**記述課題:**
A – 映画館での拍手を語る課題文から、「本当の拍手っていうのは。」から「自然発生のように、ワーっと拍手が起こった。」までの部分を一字一句そのまま打ち直しなさい。
B – 課題文で吉川が、上映中に拍手が起こった日本映画として挙げている作品は何か。

**課題文:**
今の映画館ではなかなかできないですよね。
あったとしても、静かに泣いたり笑ったり。
- 吉川
-
うん。あとはイベント上映で騒いだり、
上映が終わった後の拍手ならあるけども、
映画を観ていて一番面白いのって、
作品の途中で起こった拍手だと思う。
- ――
-
ええ!そんな経験一度もないですよ!
上映中につい感動して拍手しちゃった
・・・・ってことですよね?
- 吉川
-
そうそう。最近でも4DⅩとか爆音上映とか、
アトラクションみたいな上映はあるけれど、
ああやって誰かが仕掛けたわけじゃないのよ。
本当の拍手っていうのは。
- ――
-
本当の拍手。
- 吉川
-
そう。あの映画館特有の
「騒いじゃいけない」っていう空気の中で、
喝采の拍手が起こるのがいいんだよなあ。
たしか日本映画ではね、周防正行監督の
『シコふんじゃった』でそういう拍手が起こったのよ。
あとは『E.T.』の自転車が空を飛ぶシーンでも、
自然発生のように、ワーっと拍手が起こった。
- ――
-
「うわ~頑張った!」って!

**保存済みの行:**
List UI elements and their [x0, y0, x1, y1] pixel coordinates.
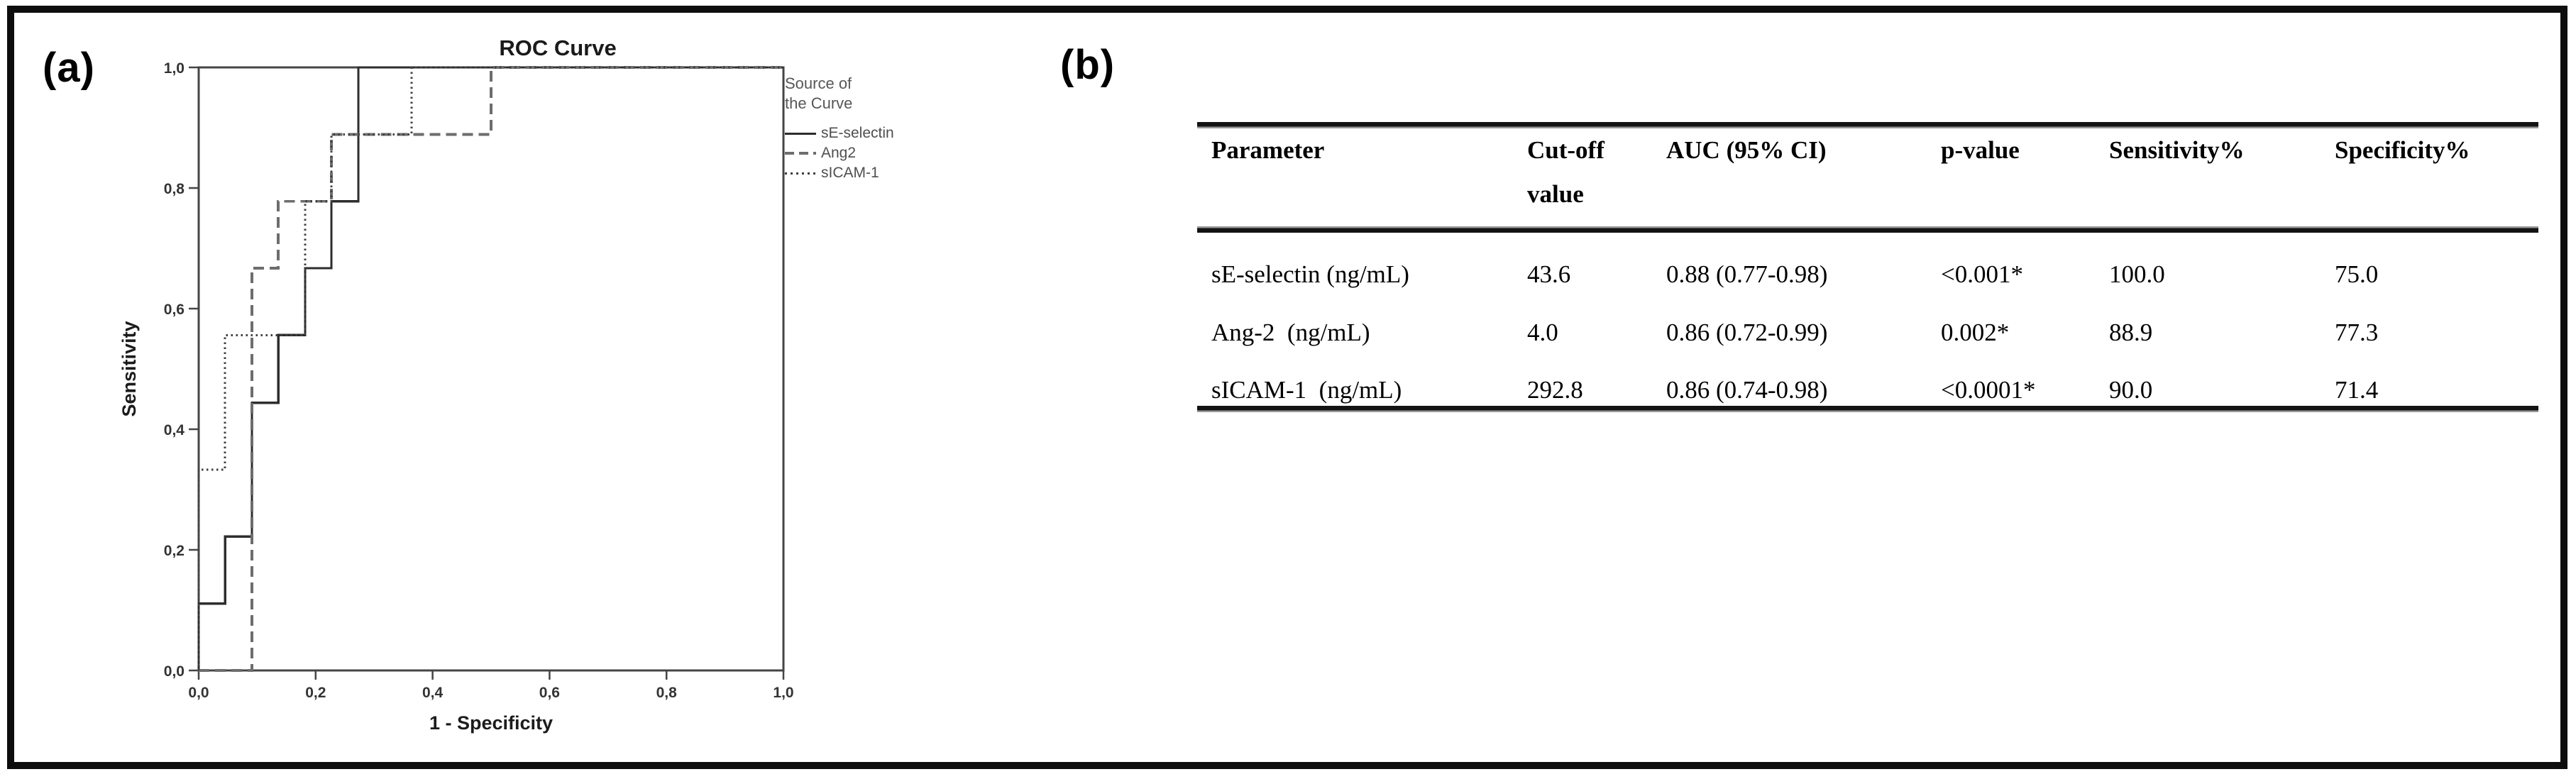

---

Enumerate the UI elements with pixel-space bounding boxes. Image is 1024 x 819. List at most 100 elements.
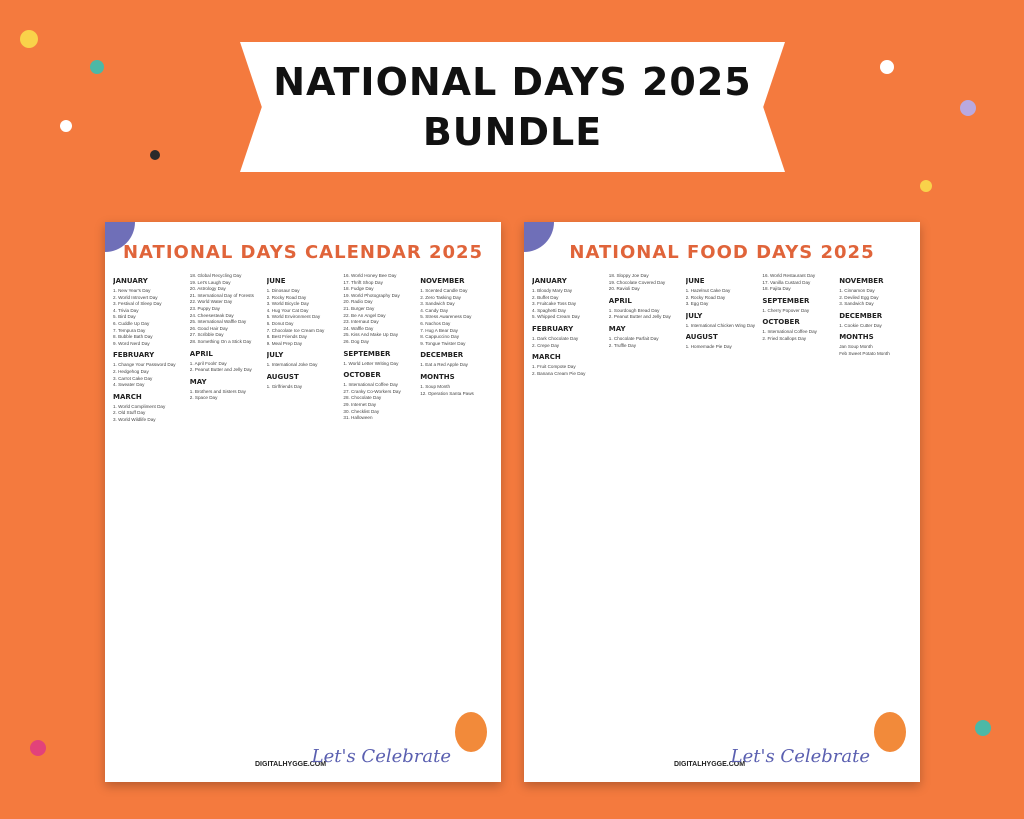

**課題別解答:**
A –
本当の拍手っていうのは。
- ――
-
本当の拍手。
- 吉川
-
そう。あの映画館特有の
「騒いじゃいけない」っていう空気の中で、
喝采の拍手が起こるのがいいんだよなあ。
たしか日本映画ではね、周防正行監督の
『シコふんじゃった』でそういう拍手が起こったのよ。
あとは『E.T.』の自転車が空を飛ぶシーンでも、
自然発生のように、ワーっと拍手が起こった。

B – 周防正行監督の『シコふんじゃった』。